- [Work to complete] Provide the records once more, identical to the original.

- [Given records]
###
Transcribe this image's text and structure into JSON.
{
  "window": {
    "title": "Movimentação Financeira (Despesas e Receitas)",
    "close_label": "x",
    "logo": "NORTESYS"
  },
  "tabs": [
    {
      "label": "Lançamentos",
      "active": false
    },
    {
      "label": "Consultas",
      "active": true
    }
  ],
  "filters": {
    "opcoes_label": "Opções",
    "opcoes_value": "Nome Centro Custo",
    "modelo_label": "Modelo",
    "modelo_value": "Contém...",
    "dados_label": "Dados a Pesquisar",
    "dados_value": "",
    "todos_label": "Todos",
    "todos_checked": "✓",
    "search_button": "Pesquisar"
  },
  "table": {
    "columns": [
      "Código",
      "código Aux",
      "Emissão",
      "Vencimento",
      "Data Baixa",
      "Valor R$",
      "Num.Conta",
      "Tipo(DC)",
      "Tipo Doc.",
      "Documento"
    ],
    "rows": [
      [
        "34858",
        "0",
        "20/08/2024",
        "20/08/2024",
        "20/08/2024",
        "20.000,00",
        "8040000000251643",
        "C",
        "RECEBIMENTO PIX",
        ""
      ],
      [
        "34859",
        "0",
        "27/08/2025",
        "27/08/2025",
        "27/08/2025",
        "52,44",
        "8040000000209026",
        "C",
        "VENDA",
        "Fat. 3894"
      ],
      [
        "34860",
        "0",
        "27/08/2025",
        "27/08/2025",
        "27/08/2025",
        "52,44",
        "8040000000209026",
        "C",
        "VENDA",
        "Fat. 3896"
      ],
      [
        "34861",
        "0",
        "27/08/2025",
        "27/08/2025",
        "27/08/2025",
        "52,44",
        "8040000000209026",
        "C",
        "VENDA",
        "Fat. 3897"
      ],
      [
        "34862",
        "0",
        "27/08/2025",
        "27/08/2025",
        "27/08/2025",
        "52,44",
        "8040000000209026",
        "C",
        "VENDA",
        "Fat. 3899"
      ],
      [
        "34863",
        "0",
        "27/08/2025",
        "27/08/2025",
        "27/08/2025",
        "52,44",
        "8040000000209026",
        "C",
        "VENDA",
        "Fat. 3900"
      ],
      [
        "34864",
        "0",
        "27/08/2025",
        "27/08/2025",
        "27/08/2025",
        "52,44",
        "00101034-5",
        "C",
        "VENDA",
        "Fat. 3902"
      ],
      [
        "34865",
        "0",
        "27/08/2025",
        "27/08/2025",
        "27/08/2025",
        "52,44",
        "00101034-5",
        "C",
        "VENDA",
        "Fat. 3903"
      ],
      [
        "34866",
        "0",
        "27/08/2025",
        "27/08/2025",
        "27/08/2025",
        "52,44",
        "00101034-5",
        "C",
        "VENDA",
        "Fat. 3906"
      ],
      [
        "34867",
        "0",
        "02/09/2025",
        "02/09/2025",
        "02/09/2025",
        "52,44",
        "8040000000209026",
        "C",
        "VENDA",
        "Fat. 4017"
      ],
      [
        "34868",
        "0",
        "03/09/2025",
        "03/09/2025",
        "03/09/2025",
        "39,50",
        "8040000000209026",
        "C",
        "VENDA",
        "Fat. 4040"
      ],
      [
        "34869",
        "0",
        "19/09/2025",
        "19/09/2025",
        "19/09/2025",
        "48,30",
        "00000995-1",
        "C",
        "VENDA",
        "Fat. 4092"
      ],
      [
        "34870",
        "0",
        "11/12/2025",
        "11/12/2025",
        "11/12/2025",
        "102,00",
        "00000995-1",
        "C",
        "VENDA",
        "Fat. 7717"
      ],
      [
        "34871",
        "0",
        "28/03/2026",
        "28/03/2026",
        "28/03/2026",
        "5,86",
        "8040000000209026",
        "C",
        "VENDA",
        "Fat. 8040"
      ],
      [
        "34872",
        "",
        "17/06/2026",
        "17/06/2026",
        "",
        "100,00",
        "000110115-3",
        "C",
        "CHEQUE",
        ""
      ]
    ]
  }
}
###
- [Worked answer]
Transcribe this image's text and structure into JSON.
{
  "window": {
    "title": "Movimentação Financeira (Despesas e Receitas)",
    "close_label": "x",
    "logo": "NORTESYS"
  },
  "tabs": [
    {
      "label": "Lançamentos",
      "active": false
    },
    {
      "label": "Consultas",
      "active": true
    }
  ],
  "filters": {
    "opcoes_label": "Opções",
    "opcoes_value": "Nome Centro Custo",
    "modelo_label": "Modelo",
    "modelo_value": "Contém...",
    "dados_label": "Dados a Pesquisar",
    "dados_value": "",
    "todos_label": "Todos",
    "todos_checked": "✓",
    "search_button": "Pesquisar"
  },
  "table": {
    "columns": [
      "Código",
      "código Aux",
      "Emissão",
      "Vencimento",
      "Data Baixa",
      "Valor R$",
      "Num.Conta",
      "Tipo(DC)",
      "Tipo Doc.",
      "Documento"
    ],
    "rows": [
      [
        "34858",
        "0",
        "20/08/2024",
        "20/08/2024",
        "20/08/2024",
        "20.000,00",
        "8040000000251643",
        "C",
        "RECEBIMENTO PIX",
        ""
      ],
      [
        "34859",
        "0",
        "27/08/2025",
        "27/08/2025",
        "27/08/2025",
        "52,44",
        "8040000000209026",
        "C",
        "VENDA",
        "Fat. 3894"
      ],
      [
        "34860",
        "0",
        "27/08/2025",
        "27/08/2025",
        "27/08/2025",
        "52,44",
        "8040000000209026",
        "C",
        "VENDA",
        "Fat. 3896"
      ],
      [
        "34861",
        "0",
        "27/08/2025",
        "27/08/2025",
        "27/08/2025",
        "52,44",
        "8040000000209026",
        "C",
        "VENDA",
        "Fat. 3897"
      ],
      [
        "34862",
        "0",
        "27/08/2025",
        "27/08/2025",
        "27/08/2025",
        "52,44",
        "8040000000209026",
        "C",
        "VENDA",
        "Fat. 3899"
      ],
      [
        "34863",
        "0",
        "27/08/2025",
        "27/08/2025",
        "27/08/2025",
        "52,44",
        "8040000000209026",
        "C",
        "VENDA",
        "Fat. 3900"
      ],
      [
        "34864",
        "0",
        "27/08/2025",
        "27/08/2025",
        "27/08/2025",
        "52,44",
        "00101034-5",
        "C",
        "VENDA",
        "Fat. 3902"
      ],
      [
        "34865",
        "0",
        "27/08/2025",
        "27/08/2025",
        "27/08/2025",
        "52,44",
        "00101034-5",
        "C",
        "VENDA",
        "Fat. 3903"
      ],
      [
        "34866",
        "0",
        "27/08/2025",
        "27/08/2025",
        "27/08/2025",
        "52,44",
        "00101034-5",
        "C",
        "VENDA",
        "Fat. 3906"
      ],
      [
        "34867",
        "0",
        "02/09/2025",
        "02/09/2025",
        "02/09/2025",
        "52,44",
        "8040000000209026",
        "C",
        "VENDA",
        "Fat. 4017"
      ],
      [
        "34868",
        "0",
        "03/09/2025",
        "03/09/2025",
        "03/09/2025",
        "39,50",
        "8040000000209026",
        "C",
        "VENDA",
        "Fat. 4040"
      ],
      [
        "34869",
        "0",
        "19/09/2025",
        "19/09/2025",
        "19/09/2025",
        "48,30",
        "00000995-1",
        "C",
        "VENDA",
        "Fat. 4092"
      ],
      [
        "34870",
        "0",
        "11/12/2025",
        "11/12/2025",
        "11/12/2025",
        "102,00",
        "00000995-1",
        "C",
        "VENDA",
        "Fat. 7717"
      ],
      [
        "34871",
        "0",
        "28/03/2026",
        "28/03/2026",
        "28/03/2026",
        "5,86",
        "8040000000209026",
        "C",
        "VENDA",
        "Fat. 8040"
      ],
      [
        "34872",
        "",
        "17/06/2026",
        "17/06/2026",
        "",
        "100,00",
        "000110115-3",
        "C",
        "CHEQUE",
        ""
      ]
    ]
  }
}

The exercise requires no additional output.